- _Task statement_
The listing below is to be output in its exact form.

[Records from a data source]
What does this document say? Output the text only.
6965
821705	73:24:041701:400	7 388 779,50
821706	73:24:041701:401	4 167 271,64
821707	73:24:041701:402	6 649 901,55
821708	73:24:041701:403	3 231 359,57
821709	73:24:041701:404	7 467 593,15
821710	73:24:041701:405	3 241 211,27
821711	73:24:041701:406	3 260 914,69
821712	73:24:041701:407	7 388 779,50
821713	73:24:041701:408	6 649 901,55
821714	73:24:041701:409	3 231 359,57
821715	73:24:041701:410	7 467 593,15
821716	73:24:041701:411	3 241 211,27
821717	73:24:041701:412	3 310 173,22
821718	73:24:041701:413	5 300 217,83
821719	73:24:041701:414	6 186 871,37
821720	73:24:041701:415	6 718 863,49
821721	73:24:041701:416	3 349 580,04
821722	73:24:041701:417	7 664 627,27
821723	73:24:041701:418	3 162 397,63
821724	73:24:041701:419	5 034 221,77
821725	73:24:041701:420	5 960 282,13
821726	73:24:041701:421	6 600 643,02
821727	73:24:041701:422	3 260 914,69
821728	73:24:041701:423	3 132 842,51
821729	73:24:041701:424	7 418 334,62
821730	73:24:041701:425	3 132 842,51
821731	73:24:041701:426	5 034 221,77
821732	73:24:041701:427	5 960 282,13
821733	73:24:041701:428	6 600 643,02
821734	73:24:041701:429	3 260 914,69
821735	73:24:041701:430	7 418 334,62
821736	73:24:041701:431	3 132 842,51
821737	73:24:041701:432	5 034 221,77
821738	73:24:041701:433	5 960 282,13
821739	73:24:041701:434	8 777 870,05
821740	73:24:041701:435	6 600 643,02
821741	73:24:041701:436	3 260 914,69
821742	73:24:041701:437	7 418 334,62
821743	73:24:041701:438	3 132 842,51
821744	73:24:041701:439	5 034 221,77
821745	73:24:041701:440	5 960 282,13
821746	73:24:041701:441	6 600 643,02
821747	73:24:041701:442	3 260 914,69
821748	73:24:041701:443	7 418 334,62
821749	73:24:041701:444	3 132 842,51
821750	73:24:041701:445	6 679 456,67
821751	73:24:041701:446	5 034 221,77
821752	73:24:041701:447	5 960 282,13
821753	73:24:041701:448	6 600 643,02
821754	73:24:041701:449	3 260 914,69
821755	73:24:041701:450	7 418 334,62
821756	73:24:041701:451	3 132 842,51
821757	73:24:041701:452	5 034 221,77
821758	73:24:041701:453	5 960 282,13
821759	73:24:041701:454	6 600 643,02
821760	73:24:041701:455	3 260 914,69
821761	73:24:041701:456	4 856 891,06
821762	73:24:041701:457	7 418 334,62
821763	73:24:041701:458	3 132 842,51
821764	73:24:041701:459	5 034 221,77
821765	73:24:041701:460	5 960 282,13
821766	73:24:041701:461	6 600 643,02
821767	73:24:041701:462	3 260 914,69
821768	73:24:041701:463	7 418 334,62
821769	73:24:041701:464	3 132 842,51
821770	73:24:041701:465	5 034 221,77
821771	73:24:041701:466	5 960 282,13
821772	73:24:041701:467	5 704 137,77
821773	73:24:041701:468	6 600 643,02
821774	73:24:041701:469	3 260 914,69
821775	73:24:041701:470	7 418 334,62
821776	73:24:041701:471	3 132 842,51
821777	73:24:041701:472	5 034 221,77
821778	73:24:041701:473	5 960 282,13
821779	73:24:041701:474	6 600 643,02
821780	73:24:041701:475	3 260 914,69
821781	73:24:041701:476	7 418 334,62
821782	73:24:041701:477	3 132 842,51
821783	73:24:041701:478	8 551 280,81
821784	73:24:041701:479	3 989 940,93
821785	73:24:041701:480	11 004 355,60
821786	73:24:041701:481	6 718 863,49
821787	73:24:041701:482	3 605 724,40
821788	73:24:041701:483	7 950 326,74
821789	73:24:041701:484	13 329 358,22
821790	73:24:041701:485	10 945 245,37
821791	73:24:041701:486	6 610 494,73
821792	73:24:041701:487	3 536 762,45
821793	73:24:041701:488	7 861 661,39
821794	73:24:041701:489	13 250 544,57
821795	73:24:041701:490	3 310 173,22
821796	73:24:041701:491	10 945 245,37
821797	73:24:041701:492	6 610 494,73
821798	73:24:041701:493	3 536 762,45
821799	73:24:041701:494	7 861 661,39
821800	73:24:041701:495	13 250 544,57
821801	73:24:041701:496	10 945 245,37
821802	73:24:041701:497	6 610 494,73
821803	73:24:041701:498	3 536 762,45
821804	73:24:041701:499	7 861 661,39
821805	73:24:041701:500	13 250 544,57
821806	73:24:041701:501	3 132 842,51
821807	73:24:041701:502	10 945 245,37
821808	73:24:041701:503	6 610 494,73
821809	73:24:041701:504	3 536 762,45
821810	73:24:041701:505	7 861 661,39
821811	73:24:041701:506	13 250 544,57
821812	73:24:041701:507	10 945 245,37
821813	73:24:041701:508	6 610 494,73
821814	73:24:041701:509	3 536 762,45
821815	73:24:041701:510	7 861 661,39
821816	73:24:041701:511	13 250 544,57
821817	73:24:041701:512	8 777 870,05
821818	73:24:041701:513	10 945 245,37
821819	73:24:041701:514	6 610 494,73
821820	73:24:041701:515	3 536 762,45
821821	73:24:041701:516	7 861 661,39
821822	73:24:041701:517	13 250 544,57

- _Response below_
What does this document say? Output the text only.
6965
821705	73:24:041701:400	7 388 779,50
821706	73:24:041701:401	4 167 271,64
821707	73:24:041701:402	6 649 901,55
821708	73:24:041701:403	3 231 359,57
821709	73:24:041701:404	7 467 593,15
821710	73:24:041701:405	3 241 211,27
821711	73:24:041701:406	3 260 914,69
821712	73:24:041701:407	7 388 779,50
821713	73:24:041701:408	6 649 901,55
821714	73:24:041701:409	3 231 359,57
821715	73:24:041701:410	7 467 593,15
821716	73:24:041701:411	3 241 211,27
821717	73:24:041701:412	3 310 173,22
821718	73:24:041701:413	5 300 217,83
821719	73:24:041701:414	6 186 871,37
821720	73:24:041701:415	6 718 863,49
821721	73:24:041701:416	3 349 580,04
821722	73:24:041701:417	7 664 627,27
821723	73:24:041701:418	3 162 397,63
821724	73:24:041701:419	5 034 221,77
821725	73:24:041701:420	5 960 282,13
821726	73:24:041701:421	6 600 643,02
821727	73:24:041701:422	3 260 914,69
821728	73:24:041701:423	3 132 842,51
821729	73:24:041701:424	7 418 334,62
821730	73:24:041701:425	3 132 842,51
821731	73:24:041701:426	5 034 221,77
821732	73:24:041701:427	5 960 282,13
821733	73:24:041701:428	6 600 643,02
821734	73:24:041701:429	3 260 914,69
821735	73:24:041701:430	7 418 334,62
821736	73:24:041701:431	3 132 842,51
821737	73:24:041701:432	5 034 221,77
821738	73:24:041701:433	5 960 282,13
821739	73:24:041701:434	8 777 870,05
821740	73:24:041701:435	6 600 643,02
821741	73:24:041701:436	3 260 914,69
821742	73:24:041701:437	7 418 334,62
821743	73:24:041701:438	3 132 842,51
821744	73:24:041701:439	5 034 221,77
821745	73:24:041701:440	5 960 282,13
821746	73:24:041701:441	6 600 643,02
821747	73:24:041701:442	3 260 914,69
821748	73:24:041701:443	7 418 334,62
821749	73:24:041701:444	3 132 842,51
821750	73:24:041701:445	6 679 456,67
821751	73:24:041701:446	5 034 221,77
821752	73:24:041701:447	5 960 282,13
821753	73:24:041701:448	6 600 643,02
821754	73:24:041701:449	3 260 914,69
821755	73:24:041701:450	7 418 334,62
821756	73:24:041701:451	3 132 842,51
821757	73:24:041701:452	5 034 221,77
821758	73:24:041701:453	5 960 282,13
821759	73:24:041701:454	6 600 643,02
821760	73:24:041701:455	3 260 914,69
821761	73:24:041701:456	4 856 891,06
821762	73:24:041701:457	7 418 334,62
821763	73:24:041701:458	3 132 842,51
821764	73:24:041701:459	5 034 221,77
821765	73:24:041701:460	5 960 282,13
821766	73:24:041701:461	6 600 643,02
821767	73:24:041701:462	3 260 914,69
821768	73:24:041701:463	7 418 334,62
821769	73:24:041701:464	3 132 842,51
821770	73:24:041701:465	5 034 221,77
821771	73:24:041701:466	5 960 282,13
821772	73:24:041701:467	5 704 137,77
821773	73:24:041701:468	6 600 643,02
821774	73:24:041701:469	3 260 914,69
821775	73:24:041701:470	7 418 334,62
821776	73:24:041701:471	3 132 842,51
821777	73:24:041701:472	5 034 221,77
821778	73:24:041701:473	5 960 282,13
821779	73:24:041701:474	6 600 643,02
821780	73:24:041701:475	3 260 914,69
821781	73:24:041701:476	7 418 334,62
821782	73:24:041701:477	3 132 842,51
821783	73:24:041701:478	8 551 280,81
821784	73:24:041701:479	3 989 940,93
821785	73:24:041701:480	11 004 355,60
821786	73:24:041701:481	6 718 863,49
821787	73:24:041701:482	3 605 724,40
821788	73:24:041701:483	7 950 326,74
821789	73:24:041701:484	13 329 358,22
821790	73:24:041701:485	10 945 245,37
821791	73:24:041701:486	6 610 494,73
821792	73:24:041701:487	3 536 762,45
821793	73:24:041701:488	7 861 661,39
821794	73:24:041701:489	13 250 544,57
821795	73:24:041701:490	3 310 173,22
821796	73:24:041701:491	10 945 245,37
821797	73:24:041701:492	6 610 494,73
821798	73:24:041701:493	3 536 762,45
821799	73:24:041701:494	7 861 661,39
821800	73:24:041701:495	13 250 544,57
821801	73:24:041701:496	10 945 245,37
821802	73:24:041701:497	6 610 494,73
821803	73:24:041701:498	3 536 762,45
821804	73:24:041701:499	7 861 661,39
821805	73:24:041701:500	13 250 544,57
821806	73:24:041701:501	3 132 842,51
821807	73:24:041701:502	10 945 245,37
821808	73:24:041701:503	6 610 494,73
821809	73:24:041701:504	3 536 762,45
821810	73:24:041701:505	7 861 661,39
821811	73:24:041701:506	13 250 544,57
821812	73:24:041701:507	10 945 245,37
821813	73:24:041701:508	6 610 494,73
821814	73:24:041701:509	3 536 762,45
821815	73:24:041701:510	7 861 661,39
821816	73:24:041701:511	13 250 544,57
821817	73:24:041701:512	8 777 870,05
821818	73:24:041701:513	10 945 245,37
821819	73:24:041701:514	6 610 494,73
821820	73:24:041701:515	3 536 762,45
821821	73:24:041701:516	7 861 661,39
821822	73:24:041701:517	13 250 544,57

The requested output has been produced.